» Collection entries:

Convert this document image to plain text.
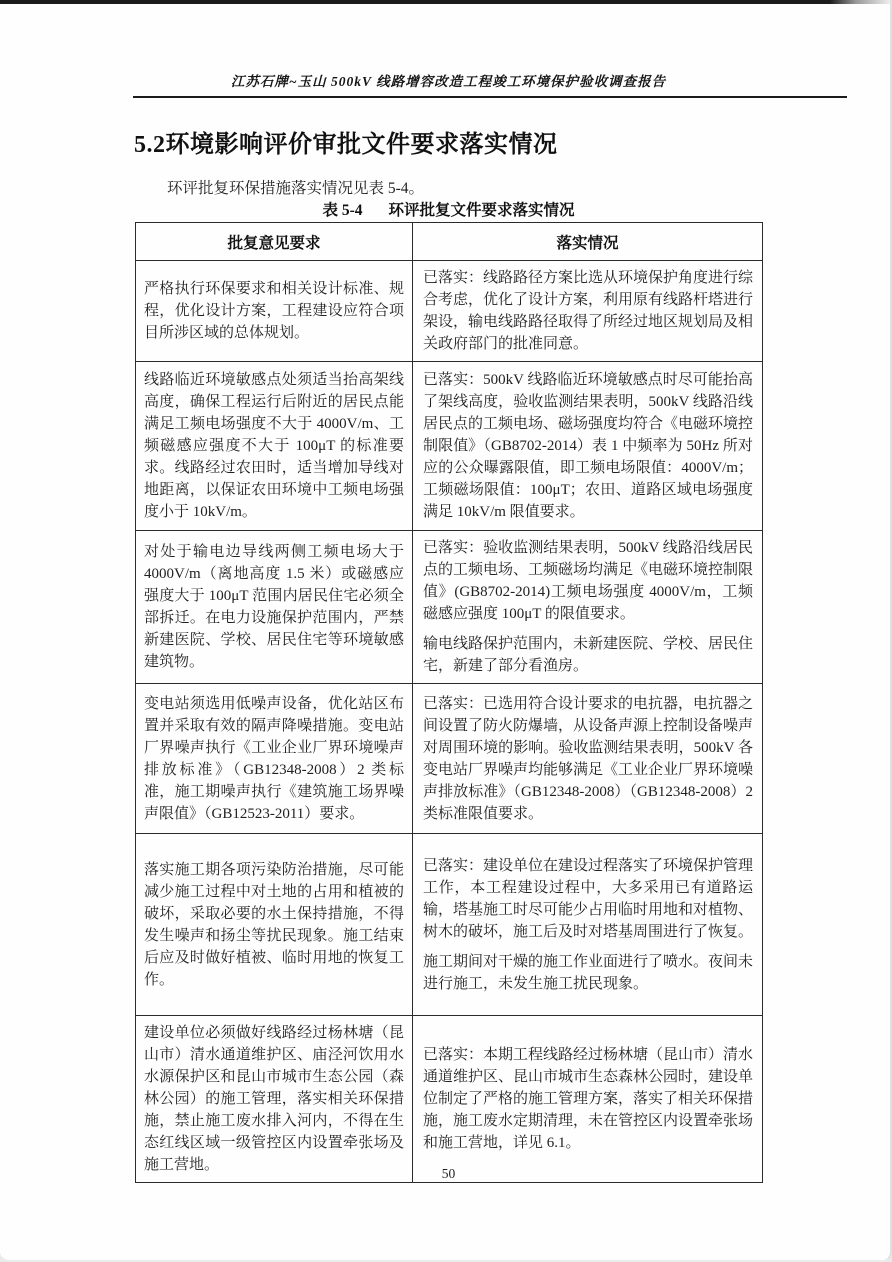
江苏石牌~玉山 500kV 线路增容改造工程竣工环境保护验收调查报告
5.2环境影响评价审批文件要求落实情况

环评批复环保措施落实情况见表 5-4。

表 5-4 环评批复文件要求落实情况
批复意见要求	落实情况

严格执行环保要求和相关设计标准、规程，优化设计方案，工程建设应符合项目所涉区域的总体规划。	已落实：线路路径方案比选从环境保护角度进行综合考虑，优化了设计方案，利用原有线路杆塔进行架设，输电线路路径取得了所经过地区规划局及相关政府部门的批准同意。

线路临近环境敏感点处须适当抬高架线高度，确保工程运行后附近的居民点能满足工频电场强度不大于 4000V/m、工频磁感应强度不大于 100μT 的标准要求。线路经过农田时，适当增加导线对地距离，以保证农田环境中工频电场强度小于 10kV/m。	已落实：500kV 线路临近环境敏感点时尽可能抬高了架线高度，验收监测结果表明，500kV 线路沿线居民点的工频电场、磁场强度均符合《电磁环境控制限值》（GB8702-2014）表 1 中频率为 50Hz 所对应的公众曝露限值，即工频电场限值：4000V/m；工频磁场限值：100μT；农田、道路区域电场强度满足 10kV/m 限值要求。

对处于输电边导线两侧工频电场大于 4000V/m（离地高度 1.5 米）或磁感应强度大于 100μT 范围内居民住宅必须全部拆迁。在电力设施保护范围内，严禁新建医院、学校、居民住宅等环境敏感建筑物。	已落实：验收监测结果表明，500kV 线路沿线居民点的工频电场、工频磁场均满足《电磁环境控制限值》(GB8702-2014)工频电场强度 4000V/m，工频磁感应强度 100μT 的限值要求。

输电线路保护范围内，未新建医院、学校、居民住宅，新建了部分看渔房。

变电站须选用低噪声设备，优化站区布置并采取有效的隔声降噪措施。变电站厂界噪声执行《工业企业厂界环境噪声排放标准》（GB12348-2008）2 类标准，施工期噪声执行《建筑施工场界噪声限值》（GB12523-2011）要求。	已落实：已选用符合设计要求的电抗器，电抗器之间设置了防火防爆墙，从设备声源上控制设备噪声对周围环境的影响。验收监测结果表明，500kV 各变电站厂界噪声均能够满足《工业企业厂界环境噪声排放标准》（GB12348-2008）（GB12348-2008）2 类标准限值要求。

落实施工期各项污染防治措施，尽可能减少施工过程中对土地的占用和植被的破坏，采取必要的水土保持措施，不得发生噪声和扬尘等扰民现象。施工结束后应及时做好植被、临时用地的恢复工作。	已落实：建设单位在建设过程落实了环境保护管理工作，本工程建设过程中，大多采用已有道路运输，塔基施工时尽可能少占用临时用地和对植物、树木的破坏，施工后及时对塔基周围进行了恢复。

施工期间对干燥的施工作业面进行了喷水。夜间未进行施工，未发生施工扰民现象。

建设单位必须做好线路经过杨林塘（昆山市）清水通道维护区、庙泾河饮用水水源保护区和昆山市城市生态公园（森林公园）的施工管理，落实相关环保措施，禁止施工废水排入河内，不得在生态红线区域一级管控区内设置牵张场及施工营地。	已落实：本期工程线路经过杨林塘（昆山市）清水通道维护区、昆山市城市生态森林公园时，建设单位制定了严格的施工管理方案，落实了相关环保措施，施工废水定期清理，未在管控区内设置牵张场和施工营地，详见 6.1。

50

* * *

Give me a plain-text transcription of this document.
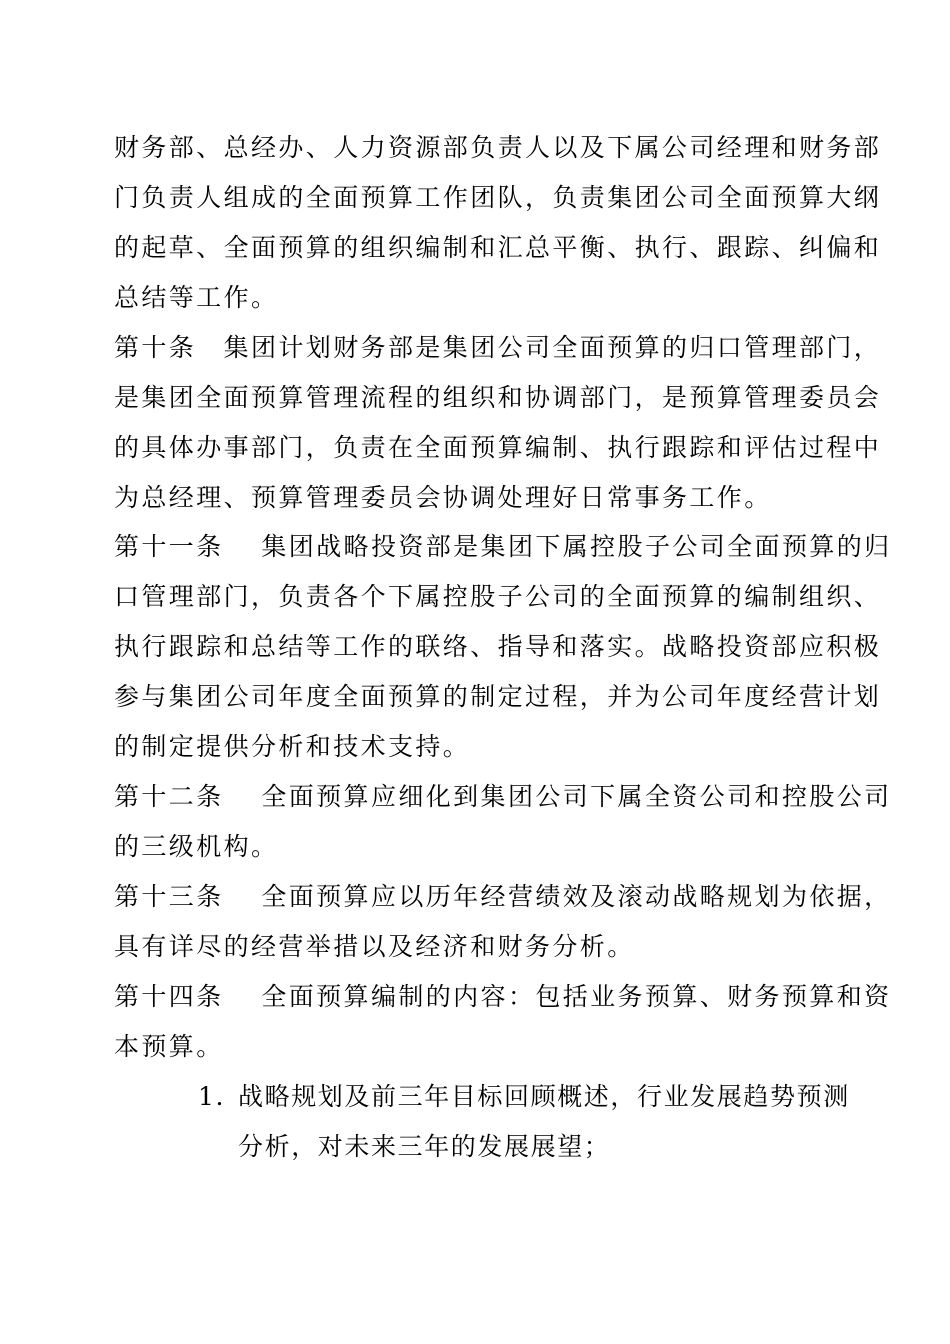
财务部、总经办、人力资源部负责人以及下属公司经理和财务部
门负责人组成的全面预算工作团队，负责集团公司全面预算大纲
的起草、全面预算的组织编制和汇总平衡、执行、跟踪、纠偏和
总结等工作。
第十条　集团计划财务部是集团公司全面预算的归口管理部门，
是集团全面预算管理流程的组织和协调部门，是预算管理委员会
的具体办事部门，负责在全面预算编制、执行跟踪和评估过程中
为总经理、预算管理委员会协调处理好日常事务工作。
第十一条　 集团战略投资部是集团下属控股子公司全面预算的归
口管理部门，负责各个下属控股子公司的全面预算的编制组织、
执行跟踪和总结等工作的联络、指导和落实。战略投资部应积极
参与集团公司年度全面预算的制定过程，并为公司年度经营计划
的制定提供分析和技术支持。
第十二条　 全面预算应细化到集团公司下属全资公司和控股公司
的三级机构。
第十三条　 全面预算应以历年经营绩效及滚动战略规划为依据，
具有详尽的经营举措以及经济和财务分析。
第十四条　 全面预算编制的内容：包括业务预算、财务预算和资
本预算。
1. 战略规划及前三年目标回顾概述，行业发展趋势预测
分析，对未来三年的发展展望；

* * *

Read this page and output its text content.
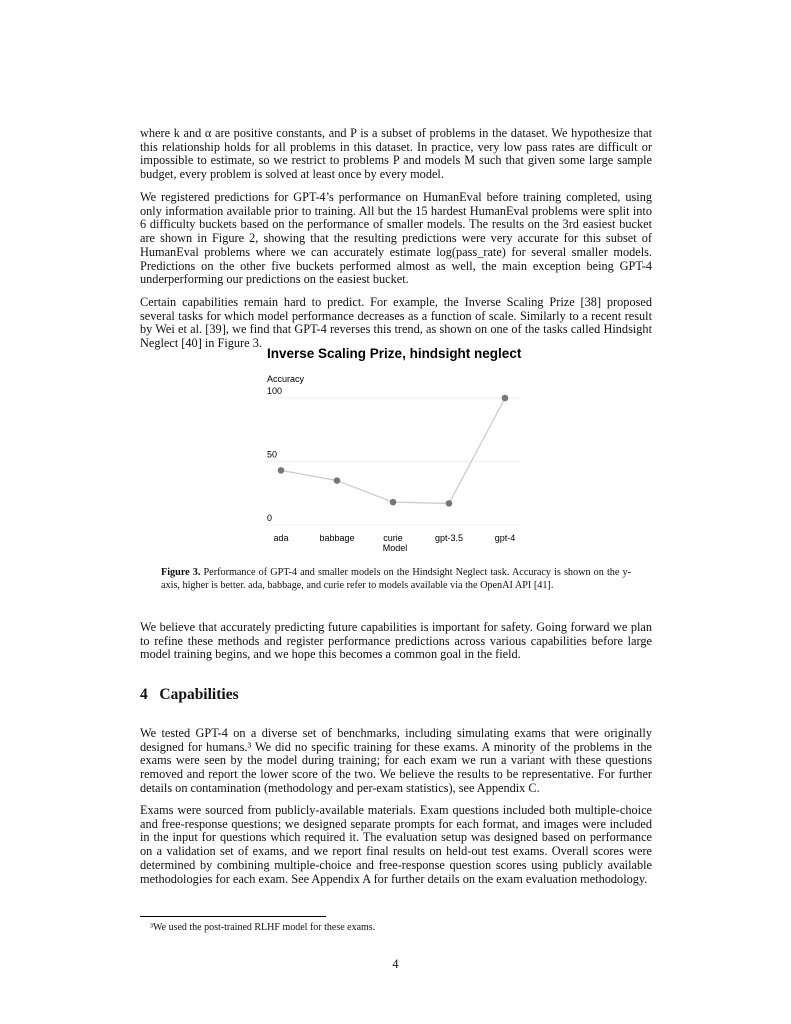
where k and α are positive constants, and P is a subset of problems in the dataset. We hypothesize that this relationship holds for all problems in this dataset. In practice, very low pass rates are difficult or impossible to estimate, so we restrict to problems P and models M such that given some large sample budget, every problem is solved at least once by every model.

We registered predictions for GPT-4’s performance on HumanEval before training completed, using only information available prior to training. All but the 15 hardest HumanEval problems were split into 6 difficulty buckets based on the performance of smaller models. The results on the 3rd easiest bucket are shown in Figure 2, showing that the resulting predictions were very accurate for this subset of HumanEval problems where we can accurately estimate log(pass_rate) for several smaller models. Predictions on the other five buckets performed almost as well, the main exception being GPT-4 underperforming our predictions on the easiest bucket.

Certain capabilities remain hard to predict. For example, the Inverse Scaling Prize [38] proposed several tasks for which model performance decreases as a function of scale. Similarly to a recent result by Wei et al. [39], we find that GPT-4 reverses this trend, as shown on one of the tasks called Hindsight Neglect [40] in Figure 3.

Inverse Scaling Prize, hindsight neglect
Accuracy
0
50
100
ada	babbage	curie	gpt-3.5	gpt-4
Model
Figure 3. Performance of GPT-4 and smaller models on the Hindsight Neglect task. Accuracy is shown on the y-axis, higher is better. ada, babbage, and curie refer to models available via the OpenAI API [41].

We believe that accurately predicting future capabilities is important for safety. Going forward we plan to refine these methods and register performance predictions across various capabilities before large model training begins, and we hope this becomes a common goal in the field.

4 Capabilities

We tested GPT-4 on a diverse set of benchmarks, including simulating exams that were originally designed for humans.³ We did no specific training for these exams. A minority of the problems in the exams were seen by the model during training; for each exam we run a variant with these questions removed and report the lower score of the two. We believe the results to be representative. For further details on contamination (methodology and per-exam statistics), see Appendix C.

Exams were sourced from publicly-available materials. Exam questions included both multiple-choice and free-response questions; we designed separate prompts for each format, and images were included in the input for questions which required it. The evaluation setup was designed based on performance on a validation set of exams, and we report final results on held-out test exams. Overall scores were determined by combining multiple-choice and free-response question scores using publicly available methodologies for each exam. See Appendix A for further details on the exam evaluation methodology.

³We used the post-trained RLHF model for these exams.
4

» TASK OBJECTIVE: Copy each line from the data above that includes "验收监测结果表明".

» RESULT:
线路临近环境敏感点处须适当抬高架线高度，确保工程运行后附近的居民点能满足工频电场强度不大于 4000V/m、工频磁感应强度不大于 100μT 的标准要求。线路经过农田时，适当增加导线对地距离，以保证农田环境中工频电场强度小于 10kV/m。	已落实：500kV 线路临近环境敏感点时尽可能抬高了架线高度，验收监测结果表明，500kV 线路沿线居民点的工频电场、磁场强度均符合《电磁环境控制限值》（GB8702-2014）表 1 中频率为 50Hz 所对应的公众曝露限值，即工频电场限值：4000V/m；工频磁场限值：100μT；农田、道路区域电场强度满足 10kV/m 限值要求。
对处于输电边导线两侧工频电场大于 4000V/m（离地高度 1.5 米）或磁感应强度大于 100μT 范围内居民住宅必须全部拆迁。在电力设施保护范围内，严禁新建医院、学校、居民住宅等环境敏感建筑物。	已落实：验收监测结果表明，500kV 线路沿线居民点的工频电场、工频磁场均满足《电磁环境控制限值》(GB8702-2014)工频电场强度 4000V/m，工频磁感应强度 100μT 的限值要求。
变电站须选用低噪声设备，优化站区布置并采取有效的隔声降噪措施。变电站厂界噪声执行《工业企业厂界环境噪声排放标准》（GB12348-2008）2 类标准，施工期噪声执行《建筑施工场界噪声限值》（GB12523-2011）要求。	已落实：已选用符合设计要求的电抗器，电抗器之间设置了防火防爆墙，从设备声源上控制设备噪声对周围环境的影响。验收监测结果表明，500kV 各变电站厂界噪声均能够满足《工业企业厂界环境噪声排放标准》（GB12348-2008）（GB12348-2008）2 类标准限值要求。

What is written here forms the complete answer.